> GIVEN TASK
Count lines holding the string "установленный" in the data that follows. Reply with one number only.

§ §

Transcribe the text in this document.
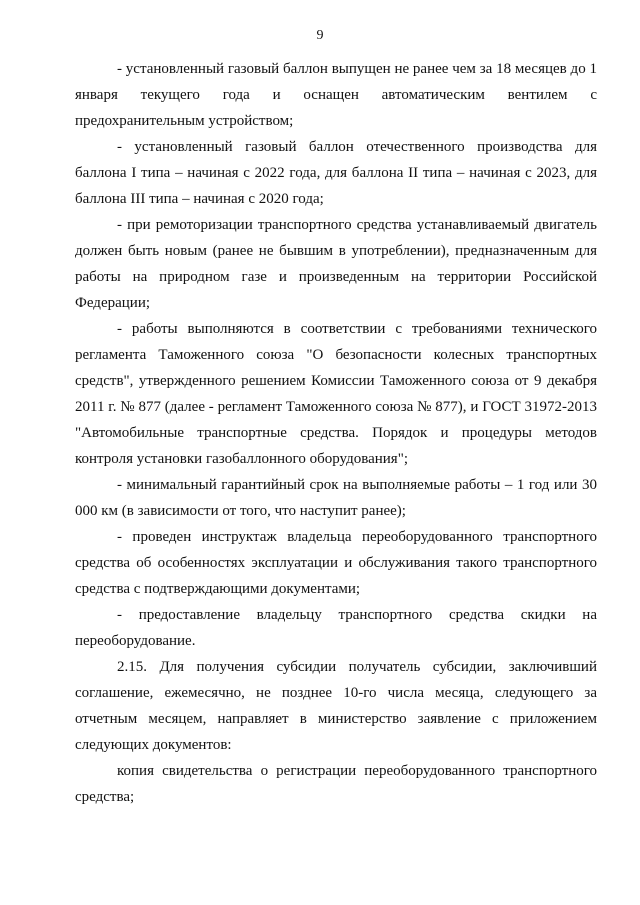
9

- установленный газовый баллон выпущен не ранее чем за 18 месяцев до 1 января текущего года и оснащен автоматическим вентилем с предохранительным устройством;

- установленный газовый баллон отечественного производства для баллона I типа – начиная с 2022 года, для баллона II типа – начиная с 2023, для баллона III типа – начиная с 2020 года;

- при ремоторизации транспортного средства устанавливаемый двигатель должен быть новым (ранее не бывшим в употреблении), предназначенным для работы на природном газе и произведенным на территории Российской Федерации;

- работы выполняются в соответствии с требованиями технического регламента Таможенного союза "О безопасности колесных транспортных средств", утвержденного решением Комиссии Таможенного союза от 9 декабря 2011 г. № 877 (далее - регламент Таможенного союза № 877), и ГОСТ 31972-2013 "Автомобильные транспортные средства. Порядок и процедуры методов контроля установки газобаллонного оборудования";

- минимальный гарантийный срок на выполняемые работы – 1 год или 30 000 км (в зависимости от того, что наступит ранее);

- проведен инструктаж владельца переоборудованного транспортного средства об особенностях эксплуатации и обслуживания такого транспортного средства с подтверждающими документами;

- предоставление владельцу транспортного средства скидки на переоборудование.

2.15. Для получения субсидии получатель субсидии, заключивший соглашение, ежемесячно, не позднее 10-го числа месяца, следующего за отчетным месяцем, направляет в министерство заявление с приложением следующих документов:

копия свидетельства о регистрации переоборудованного транспортного средства;
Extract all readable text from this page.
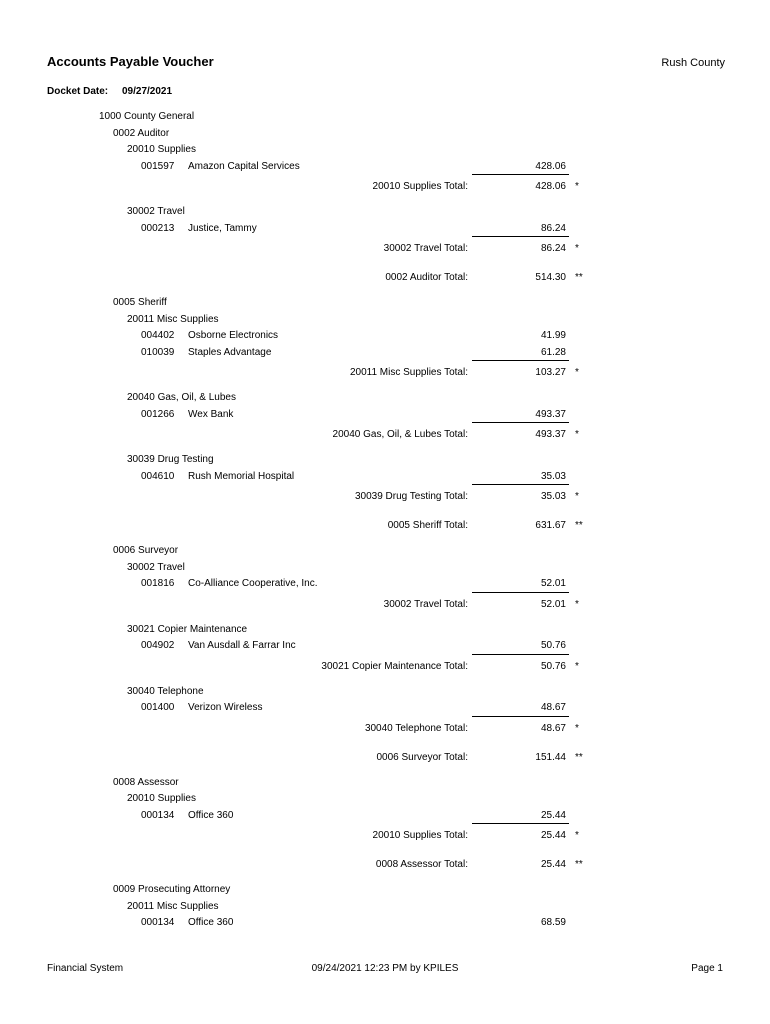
Accounts Payable Voucher	Rush County
Docket Date: 09/27/2021
1000 County General
0002 Auditor
20010 Supplies
001597 Amazon Capital Services	428.06
20010 Supplies Total:	428.06 *
30002 Travel
000213 Justice, Tammy	86.24
30002 Travel Total:	86.24 *
0002 Auditor Total:	514.30 **
0005 Sheriff
20011 Misc Supplies
004402 Osborne Electronics	41.99
010039 Staples Advantage	61.28
20011 Misc Supplies Total:	103.27 *
20040 Gas, Oil, & Lubes
001266 Wex Bank	493.37
20040 Gas, Oil, & Lubes Total:	493.37 *
30039 Drug Testing
004610 Rush Memorial Hospital	35.03
30039 Drug Testing Total:	35.03 *
0005 Sheriff Total:	631.67 **
0006 Surveyor
30002 Travel
001816 Co-Alliance Cooperative, Inc.	52.01
30002 Travel Total:	52.01 *
30021 Copier Maintenance
004902 Van Ausdall & Farrar Inc	50.76
30021 Copier Maintenance Total:	50.76 *
30040 Telephone
001400 Verizon Wireless	48.67
30040 Telephone Total:	48.67 *
0006 Surveyor Total:	151.44 **
0008 Assessor
20010 Supplies
000134 Office 360	25.44
20010 Supplies Total:	25.44 *
0008 Assessor Total:	25.44 **
0009 Prosecuting Attorney
20011 Misc Supplies
000134 Office 360	68.59
Financial System	09/24/2021 12:23 PM by KPILES	Page 1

§ §

> RESULT
2